==== EXTRACTED MATERIAL ====

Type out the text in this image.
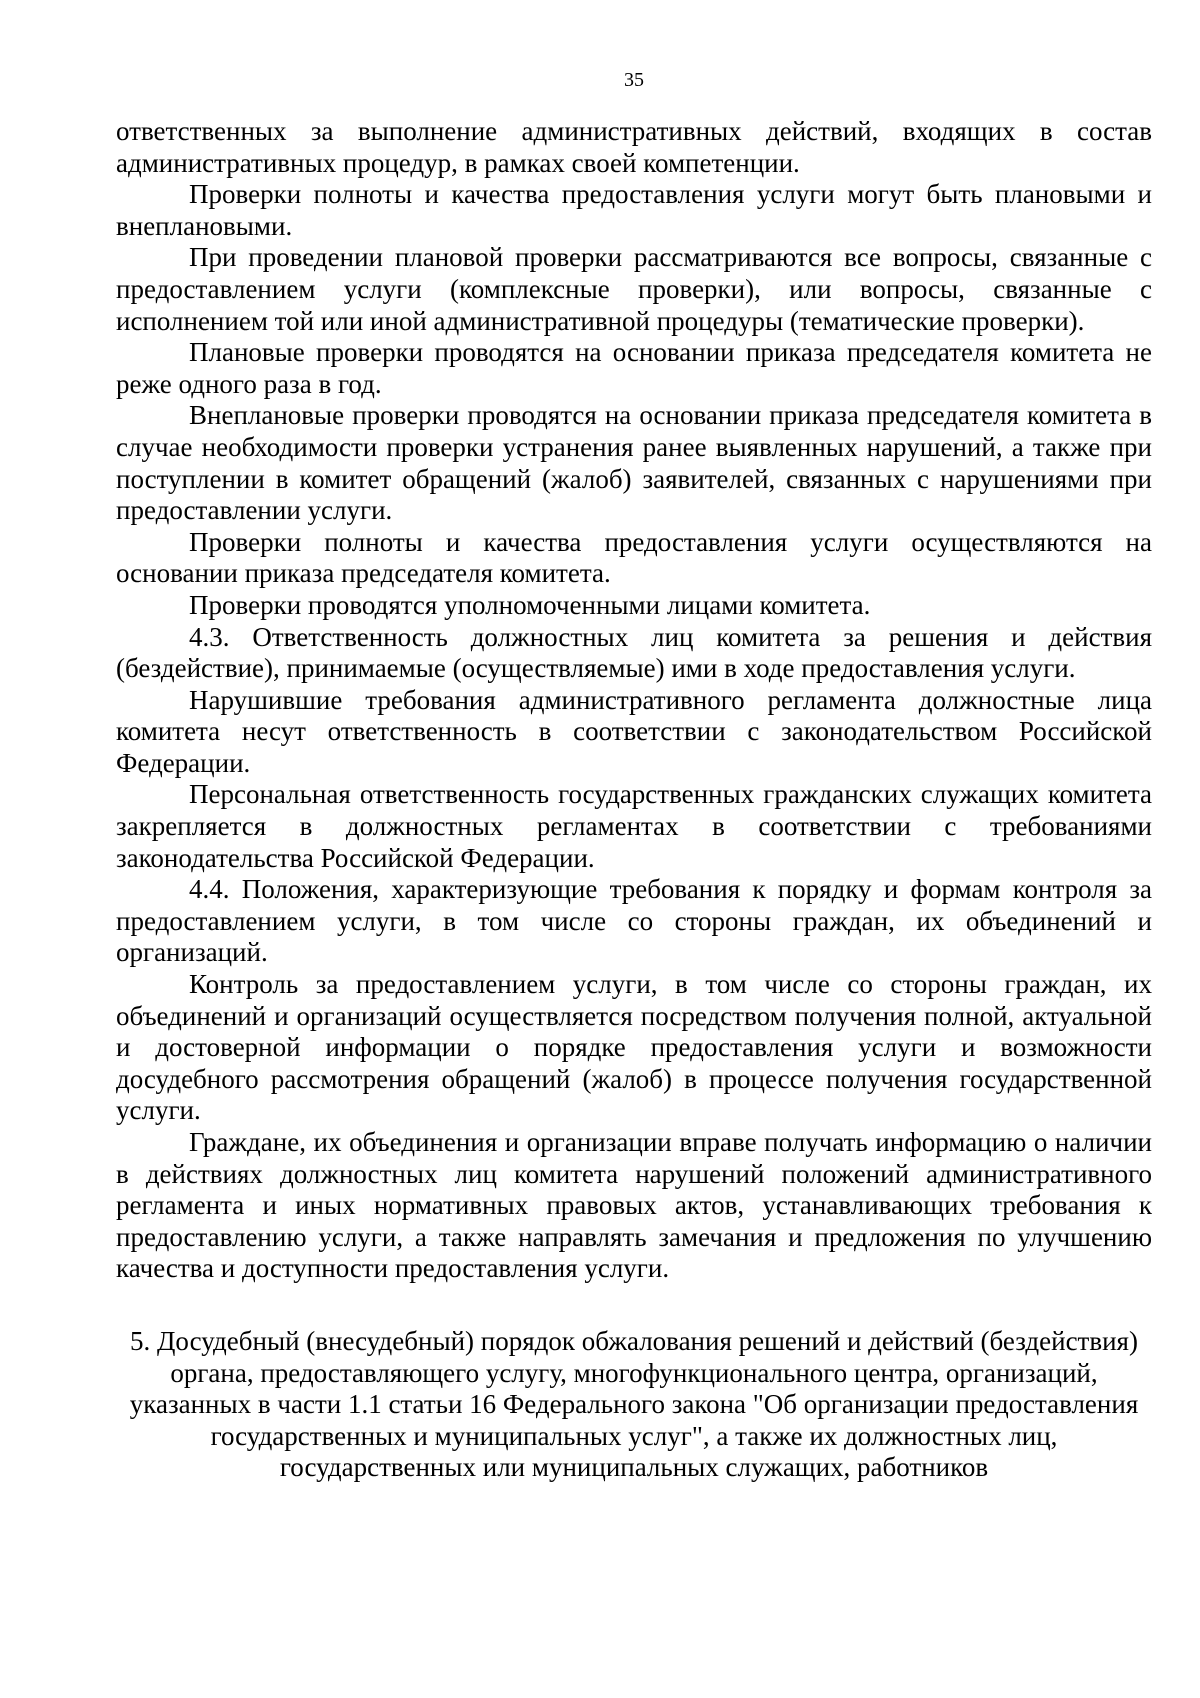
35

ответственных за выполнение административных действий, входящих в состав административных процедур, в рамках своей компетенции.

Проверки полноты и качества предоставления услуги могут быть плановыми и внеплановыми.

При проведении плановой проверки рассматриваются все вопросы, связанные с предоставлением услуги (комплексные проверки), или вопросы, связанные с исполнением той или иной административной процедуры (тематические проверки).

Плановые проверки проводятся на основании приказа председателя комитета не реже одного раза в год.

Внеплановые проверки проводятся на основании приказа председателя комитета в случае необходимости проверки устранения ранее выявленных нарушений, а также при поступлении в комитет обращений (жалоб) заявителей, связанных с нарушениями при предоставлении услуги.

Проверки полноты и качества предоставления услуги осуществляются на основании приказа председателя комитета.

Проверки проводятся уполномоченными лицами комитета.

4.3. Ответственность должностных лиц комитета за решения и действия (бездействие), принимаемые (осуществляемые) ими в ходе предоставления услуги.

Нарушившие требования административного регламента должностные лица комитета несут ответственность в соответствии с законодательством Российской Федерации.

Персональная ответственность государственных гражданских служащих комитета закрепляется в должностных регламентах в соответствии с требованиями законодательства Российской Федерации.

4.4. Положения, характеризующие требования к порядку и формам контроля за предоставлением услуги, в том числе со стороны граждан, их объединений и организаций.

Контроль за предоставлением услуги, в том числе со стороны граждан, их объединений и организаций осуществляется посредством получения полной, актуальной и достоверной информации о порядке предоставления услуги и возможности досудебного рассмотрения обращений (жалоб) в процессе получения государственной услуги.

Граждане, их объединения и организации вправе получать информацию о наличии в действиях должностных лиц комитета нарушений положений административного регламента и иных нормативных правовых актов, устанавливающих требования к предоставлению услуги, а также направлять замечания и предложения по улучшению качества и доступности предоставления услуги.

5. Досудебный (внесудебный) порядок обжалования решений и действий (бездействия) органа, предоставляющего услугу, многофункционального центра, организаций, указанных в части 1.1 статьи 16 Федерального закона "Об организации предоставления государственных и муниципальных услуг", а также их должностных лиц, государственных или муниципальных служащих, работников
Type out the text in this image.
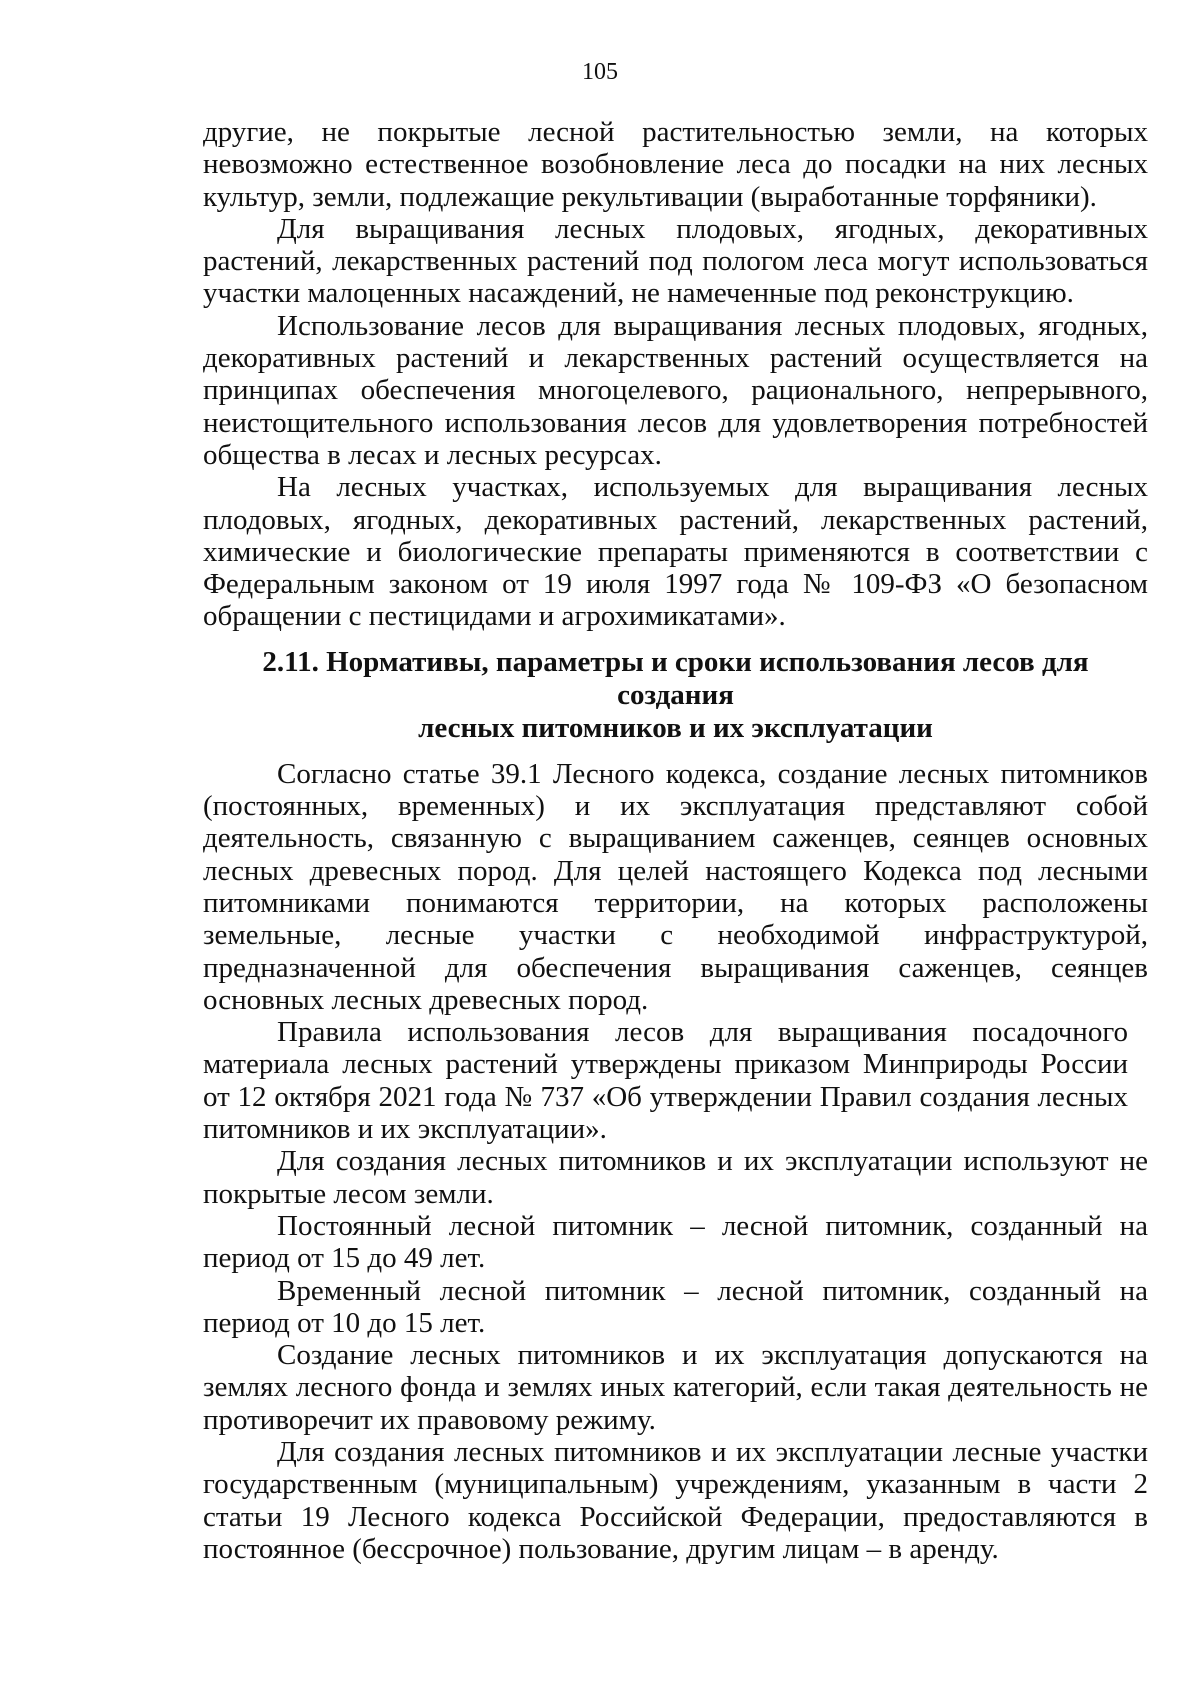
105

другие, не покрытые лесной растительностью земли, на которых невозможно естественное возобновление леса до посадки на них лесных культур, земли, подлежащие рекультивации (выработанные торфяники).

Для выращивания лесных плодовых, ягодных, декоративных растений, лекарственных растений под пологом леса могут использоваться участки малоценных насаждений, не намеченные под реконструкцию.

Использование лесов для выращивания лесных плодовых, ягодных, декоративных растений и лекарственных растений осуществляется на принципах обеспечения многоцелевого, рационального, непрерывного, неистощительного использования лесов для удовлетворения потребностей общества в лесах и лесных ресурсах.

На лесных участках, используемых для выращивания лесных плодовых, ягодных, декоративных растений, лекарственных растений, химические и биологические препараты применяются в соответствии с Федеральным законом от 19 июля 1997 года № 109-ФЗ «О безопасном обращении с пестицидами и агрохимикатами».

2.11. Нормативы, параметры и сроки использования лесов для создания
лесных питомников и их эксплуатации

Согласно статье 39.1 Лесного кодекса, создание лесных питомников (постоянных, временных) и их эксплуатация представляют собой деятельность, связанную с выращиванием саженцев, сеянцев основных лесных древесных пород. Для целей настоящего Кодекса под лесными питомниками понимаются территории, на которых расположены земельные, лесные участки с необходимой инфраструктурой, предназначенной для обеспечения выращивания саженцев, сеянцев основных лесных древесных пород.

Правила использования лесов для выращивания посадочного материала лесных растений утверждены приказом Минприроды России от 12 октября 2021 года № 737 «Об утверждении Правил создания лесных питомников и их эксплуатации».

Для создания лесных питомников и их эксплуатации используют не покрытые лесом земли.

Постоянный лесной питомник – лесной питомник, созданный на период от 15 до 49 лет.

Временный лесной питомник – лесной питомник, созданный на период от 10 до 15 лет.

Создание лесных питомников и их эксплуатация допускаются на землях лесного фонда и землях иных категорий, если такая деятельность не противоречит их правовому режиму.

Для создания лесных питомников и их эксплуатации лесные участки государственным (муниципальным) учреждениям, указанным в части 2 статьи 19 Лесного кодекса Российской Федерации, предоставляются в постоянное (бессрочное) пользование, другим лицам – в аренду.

====

YOUR OBJECTIVE
Only a number is wanted: how many lines of the material above hold "полноты"?

TASK ANSWER
2